▶ [Stated goal] Quote all of the data that follows exactly as written, skipping the images.

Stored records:

start

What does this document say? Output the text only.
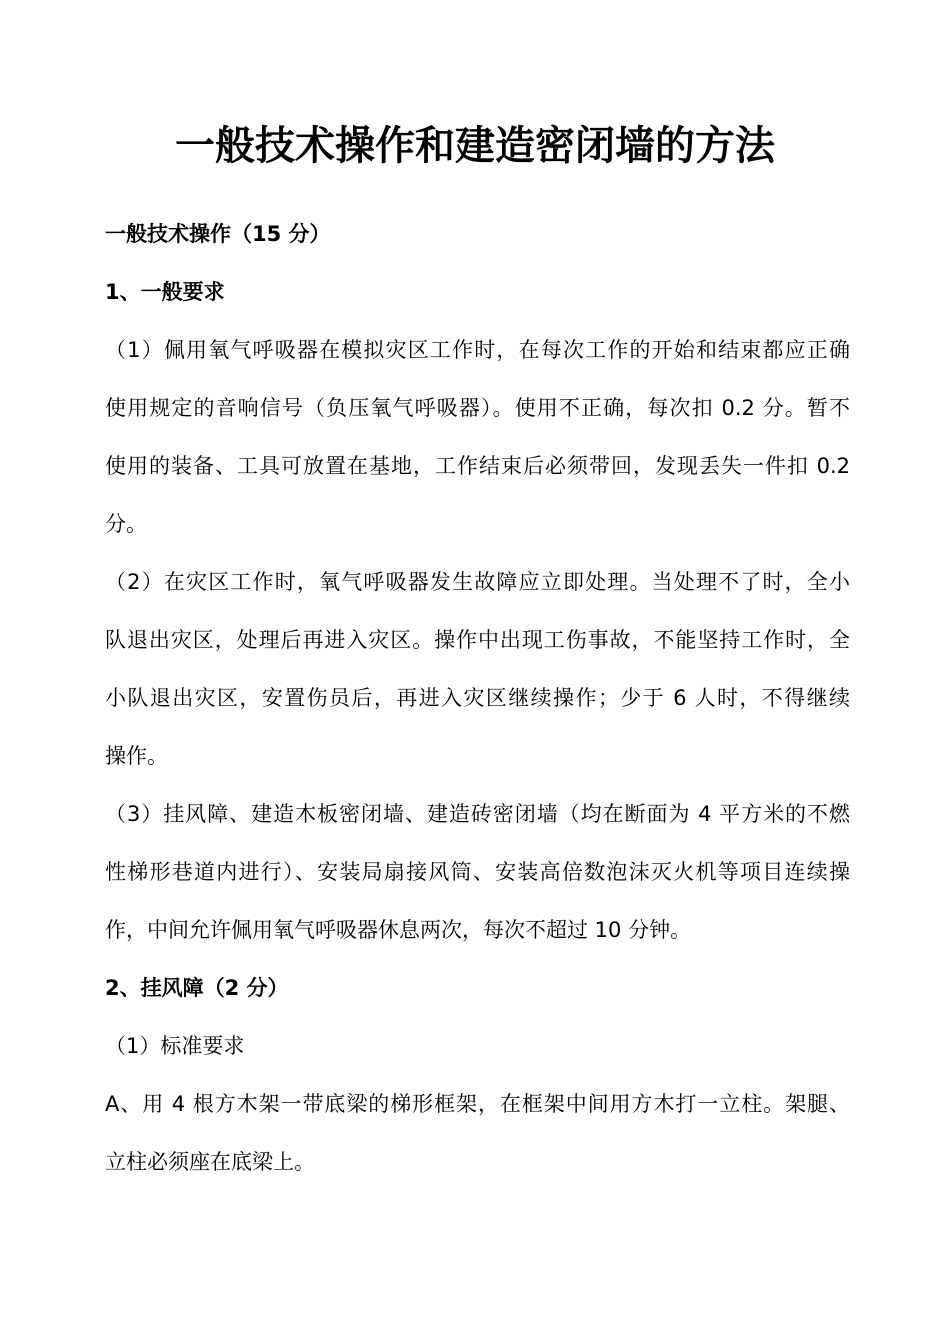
一般技术操作和建造密闭墙的方法
一般技术操作（15 分）
1、一般要求
（1）佩用氧气呼吸器在模拟灾区工作时，在每次工作的开始和结束都应正确
使用规定的音响信号（负压氧气呼吸器）。使用不正确，每次扣 0.2 分。暂不
使用的装备、工具可放置在基地，工作结束后必须带回，发现丢失一件扣 0.2
分。
（2）在灾区工作时，氧气呼吸器发生故障应立即处理。当处理不了时，全小
队退出灾区，处理后再进入灾区。操作中出现工伤事故，不能坚持工作时，全
小队退出灾区，安置伤员后，再进入灾区继续操作；少于 6 人时，不得继续
操作。
（3）挂风障、建造木板密闭墙、建造砖密闭墙（均在断面为 4 平方米的不燃
性梯形巷道内进行）、安装局扇接风筒、安装高倍数泡沫灭火机等项目连续操
作，中间允许佩用氧气呼吸器休息两次，每次不超过 10 分钟。
2、挂风障（2 分）
（1）标准要求
A、用 4 根方木架一带底梁的梯形框架，在框架中间用方木打一立柱。架腿、
立柱必须座在底梁上。
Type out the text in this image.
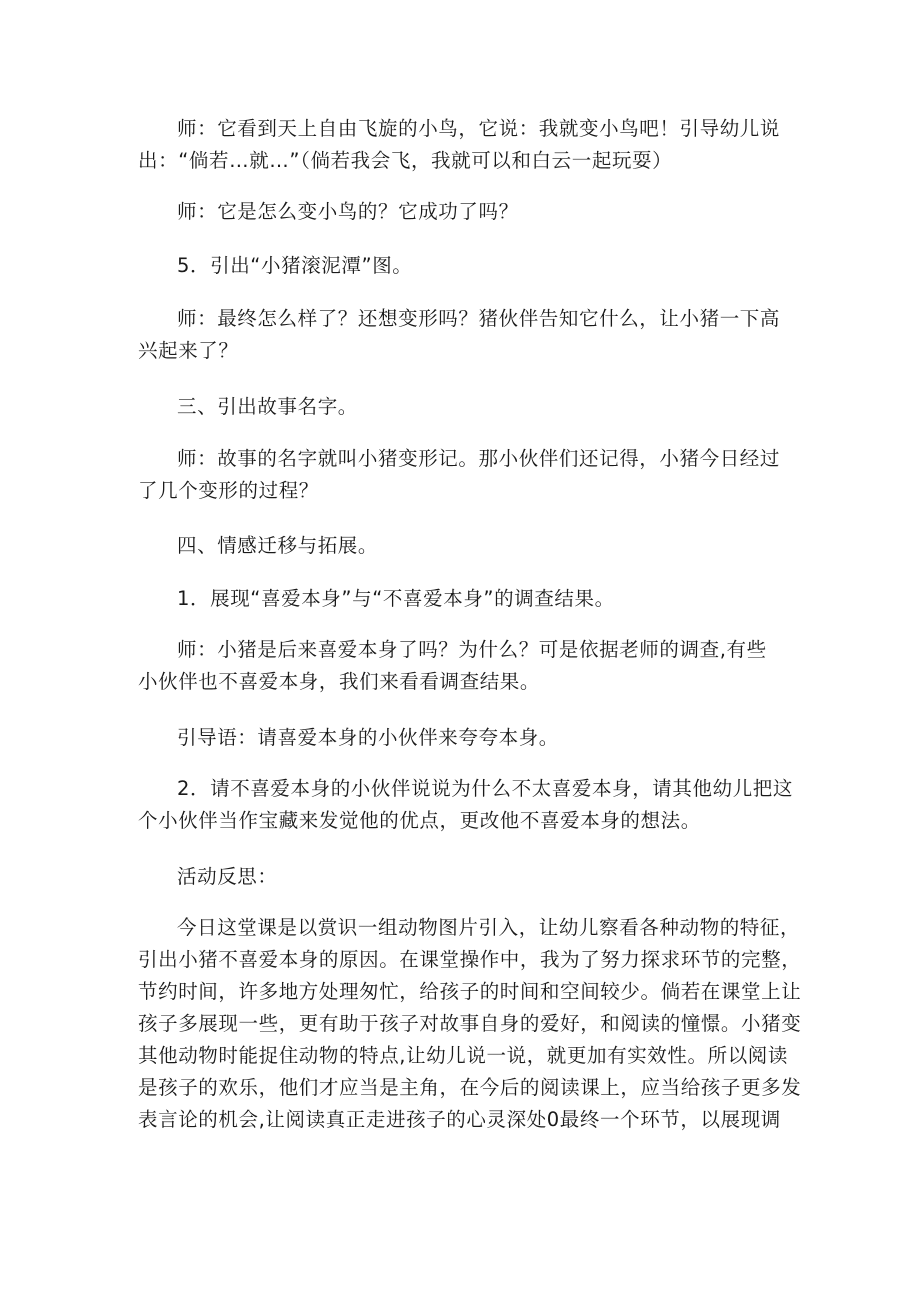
师：它看到天上自由飞旋的小鸟，它说：我就变小鸟吧！引导幼儿说
出：“倘若…就…”（倘若我会飞，我就可以和白云一起玩耍）
师：它是怎么变小鸟的？它成功了吗？
5．引出“小猪滚泥潭”图。
师：最终怎么样了？还想变形吗？猪伙伴告知它什么，让小猪一下高
兴起来了？
三、引出故事名字。
师：故事的名字就叫小猪变形记。那小伙伴们还记得，小猪今日经过
了几个变形的过程？
四、情感迁移与拓展。
1．展现“喜爱本身”与“不喜爱本身”的调查结果。
师：小猪是后来喜爱本身了吗？为什么？可是依据老师的调查,有些
小伙伴也不喜爱本身，我们来看看调查结果。
引导语：请喜爱本身的小伙伴来夸夸本身。
2．请不喜爱本身的小伙伴说说为什么不太喜爱本身，请其他幼儿把这
个小伙伴当作宝藏来发觉他的优点，更改他不喜爱本身的想法。
活动反思：
今日这堂课是以赏识一组动物图片引入，让幼儿察看各种动物的特征，
引出小猪不喜爱本身的原因。在课堂操作中，我为了努力探求环节的完整，
节约时间，许多地方处理匆忙，给孩子的时间和空间较少。倘若在课堂上让
孩子多展现一些，更有助于孩子对故事自身的爱好，和阅读的憧憬。小猪变
其他动物时能捉住动物的特点,让幼儿说一说，就更加有实效性。所以阅读
是孩子的欢乐，他们才应当是主角，在今后的阅读课上，应当给孩子更多发
表言论的机会,让阅读真正走进孩子的心灵深处0最终一个环节，以展现调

end

▶ [Final result]
What does this document say? Output the text only.
一般技术操作和建造密闭墙的方法
一般技术操作（15 分）
1、一般要求
（1）佩用氧气呼吸器在模拟灾区工作时，在每次工作的开始和结束都应正确
使用规定的音响信号（负压氧气呼吸器）。使用不正确，每次扣 0.2 分。暂不
使用的装备、工具可放置在基地，工作结束后必须带回，发现丢失一件扣 0.2
分。
（2）在灾区工作时，氧气呼吸器发生故障应立即处理。当处理不了时，全小
队退出灾区，处理后再进入灾区。操作中出现工伤事故，不能坚持工作时，全
小队退出灾区，安置伤员后，再进入灾区继续操作；少于 6 人时，不得继续
操作。
（3）挂风障、建造木板密闭墙、建造砖密闭墙（均在断面为 4 平方米的不燃
性梯形巷道内进行）、安装局扇接风筒、安装高倍数泡沫灭火机等项目连续操
作，中间允许佩用氧气呼吸器休息两次，每次不超过 10 分钟。
2、挂风障（2 分）
（1）标准要求
A、用 4 根方木架一带底梁的梯形框架，在框架中间用方木打一立柱。架腿、
立柱必须座在底梁上。
Type out the text in this image.
师：它看到天上自由飞旋的小鸟，它说：我就变小鸟吧！引导幼儿说
出：“倘若…就…”（倘若我会飞，我就可以和白云一起玩耍）
师：它是怎么变小鸟的？它成功了吗？
5．引出“小猪滚泥潭”图。
师：最终怎么样了？还想变形吗？猪伙伴告知它什么，让小猪一下高
兴起来了？
三、引出故事名字。
师：故事的名字就叫小猪变形记。那小伙伴们还记得，小猪今日经过
了几个变形的过程？
四、情感迁移与拓展。
1．展现“喜爱本身”与“不喜爱本身”的调查结果。
师：小猪是后来喜爱本身了吗？为什么？可是依据老师的调查,有些
小伙伴也不喜爱本身，我们来看看调查结果。
引导语：请喜爱本身的小伙伴来夸夸本身。
2．请不喜爱本身的小伙伴说说为什么不太喜爱本身，请其他幼儿把这
个小伙伴当作宝藏来发觉他的优点，更改他不喜爱本身的想法。
活动反思：
今日这堂课是以赏识一组动物图片引入，让幼儿察看各种动物的特征，
引出小猪不喜爱本身的原因。在课堂操作中，我为了努力探求环节的完整，
节约时间，许多地方处理匆忙，给孩子的时间和空间较少。倘若在课堂上让
孩子多展现一些，更有助于孩子对故事自身的爱好，和阅读的憧憬。小猪变
其他动物时能捉住动物的特点,让幼儿说一说，就更加有实效性。所以阅读
是孩子的欢乐，他们才应当是主角，在今后的阅读课上，应当给孩子更多发
表言论的机会,让阅读真正走进孩子的心灵深处0最终一个环节，以展现调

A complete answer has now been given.